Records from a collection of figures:
★ ★ ★
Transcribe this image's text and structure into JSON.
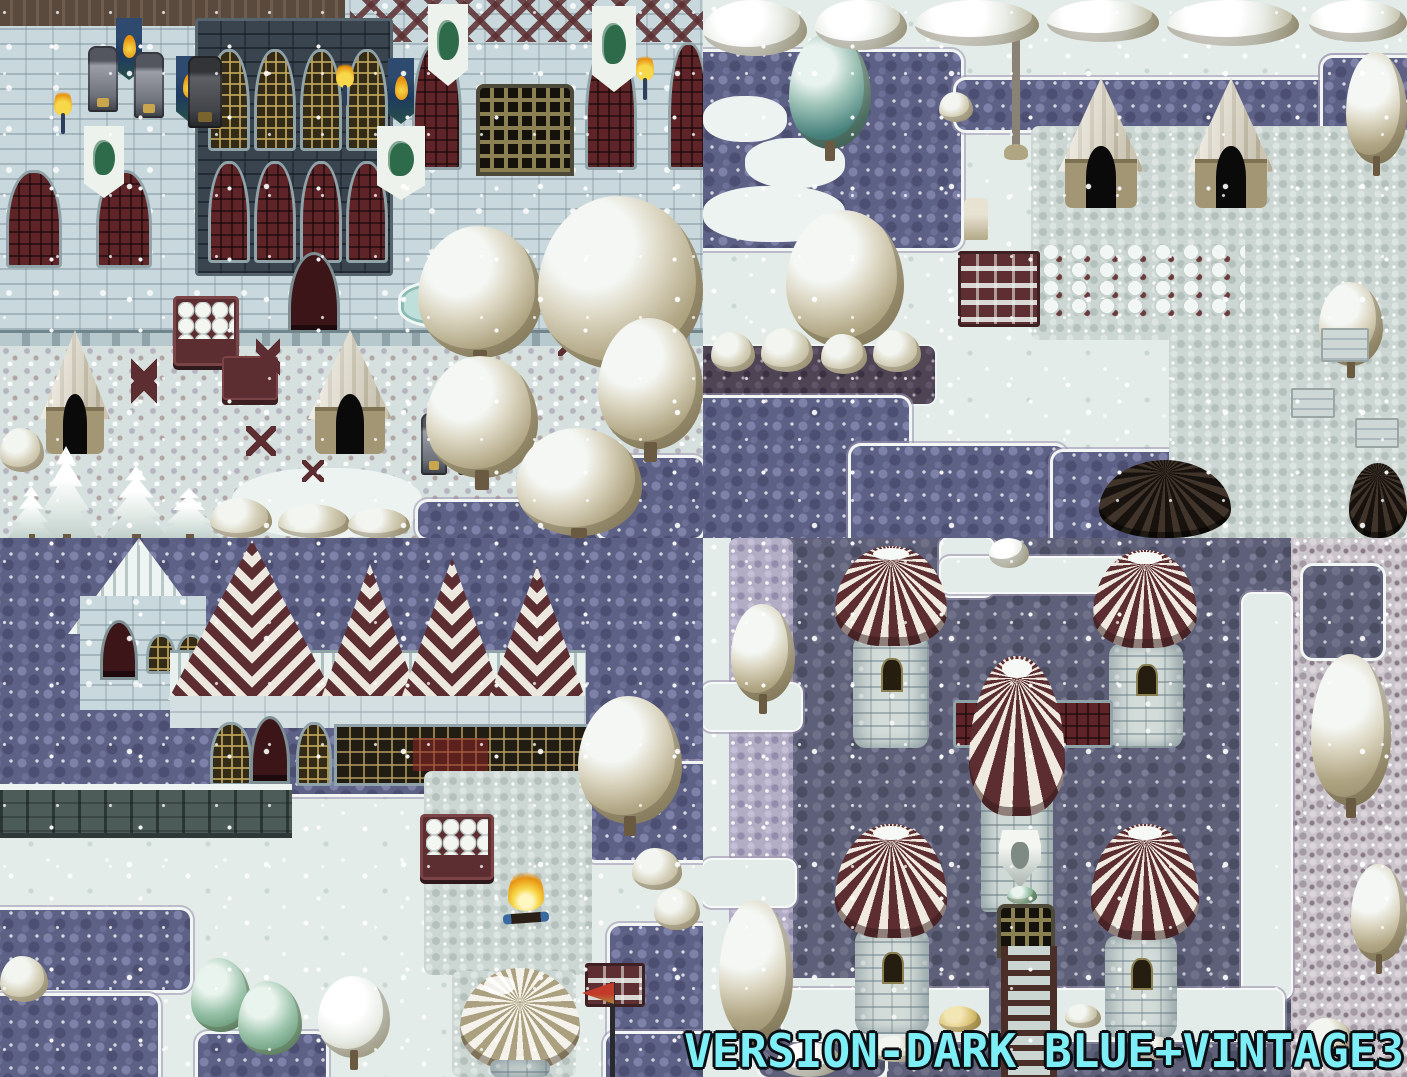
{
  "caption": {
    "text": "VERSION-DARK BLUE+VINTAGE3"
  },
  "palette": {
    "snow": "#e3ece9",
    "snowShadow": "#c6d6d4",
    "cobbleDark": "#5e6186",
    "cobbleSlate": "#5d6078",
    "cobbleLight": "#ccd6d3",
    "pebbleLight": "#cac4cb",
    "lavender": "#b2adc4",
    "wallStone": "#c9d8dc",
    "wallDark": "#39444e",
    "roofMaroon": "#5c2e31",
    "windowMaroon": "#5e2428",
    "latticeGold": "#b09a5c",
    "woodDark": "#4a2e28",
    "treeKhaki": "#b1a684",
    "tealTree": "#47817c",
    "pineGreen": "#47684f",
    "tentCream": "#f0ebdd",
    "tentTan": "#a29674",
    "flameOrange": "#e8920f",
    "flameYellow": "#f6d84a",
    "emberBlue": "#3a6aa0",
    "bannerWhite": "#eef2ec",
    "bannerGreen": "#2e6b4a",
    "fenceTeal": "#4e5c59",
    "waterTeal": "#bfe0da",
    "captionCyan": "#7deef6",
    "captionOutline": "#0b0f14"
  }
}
★ ★ ★
[Problem description]: Go through the lines above. Select every one that has the string "text".

[Completed task]:
Transcribe this image's text and structure into JSON.
    "text": "VERSION-DARK BLUE+VINTAGE3"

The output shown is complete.